*Task prompt*. Reproduce all entries word for word.

*Information given*.

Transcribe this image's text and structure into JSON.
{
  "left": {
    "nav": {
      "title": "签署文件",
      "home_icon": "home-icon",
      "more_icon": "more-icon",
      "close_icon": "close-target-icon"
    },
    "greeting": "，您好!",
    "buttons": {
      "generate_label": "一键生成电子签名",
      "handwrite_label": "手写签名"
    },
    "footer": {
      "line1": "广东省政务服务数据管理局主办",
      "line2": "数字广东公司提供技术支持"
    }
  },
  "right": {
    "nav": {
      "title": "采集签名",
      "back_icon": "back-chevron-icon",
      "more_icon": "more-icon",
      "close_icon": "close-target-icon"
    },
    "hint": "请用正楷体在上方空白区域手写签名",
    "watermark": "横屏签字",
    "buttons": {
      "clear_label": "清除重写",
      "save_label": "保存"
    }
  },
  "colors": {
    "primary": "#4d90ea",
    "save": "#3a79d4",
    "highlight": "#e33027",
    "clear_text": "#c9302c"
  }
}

*Solution for this exercise*.
Transcribe this image's text and structure into JSON.
{
  "left": {
    "nav": {
      "title": "签署文件",
      "home_icon": "home-icon",
      "more_icon": "more-icon",
      "close_icon": "close-target-icon"
    },
    "greeting": "，您好!",
    "buttons": {
      "generate_label": "一键生成电子签名",
      "handwrite_label": "手写签名"
    },
    "footer": {
      "line1": "广东省政务服务数据管理局主办",
      "line2": "数字广东公司提供技术支持"
    }
  },
  "right": {
    "nav": {
      "title": "采集签名",
      "back_icon": "back-chevron-icon",
      "more_icon": "more-icon",
      "close_icon": "close-target-icon"
    },
    "hint": "请用正楷体在上方空白区域手写签名",
    "watermark": "横屏签字",
    "buttons": {
      "clear_label": "清除重写",
      "save_label": "保存"
    }
  },
  "colors": {
    "primary": "#4d90ea",
    "save": "#3a79d4",
    "highlight": "#e33027",
    "clear_text": "#c9302c"
  }
}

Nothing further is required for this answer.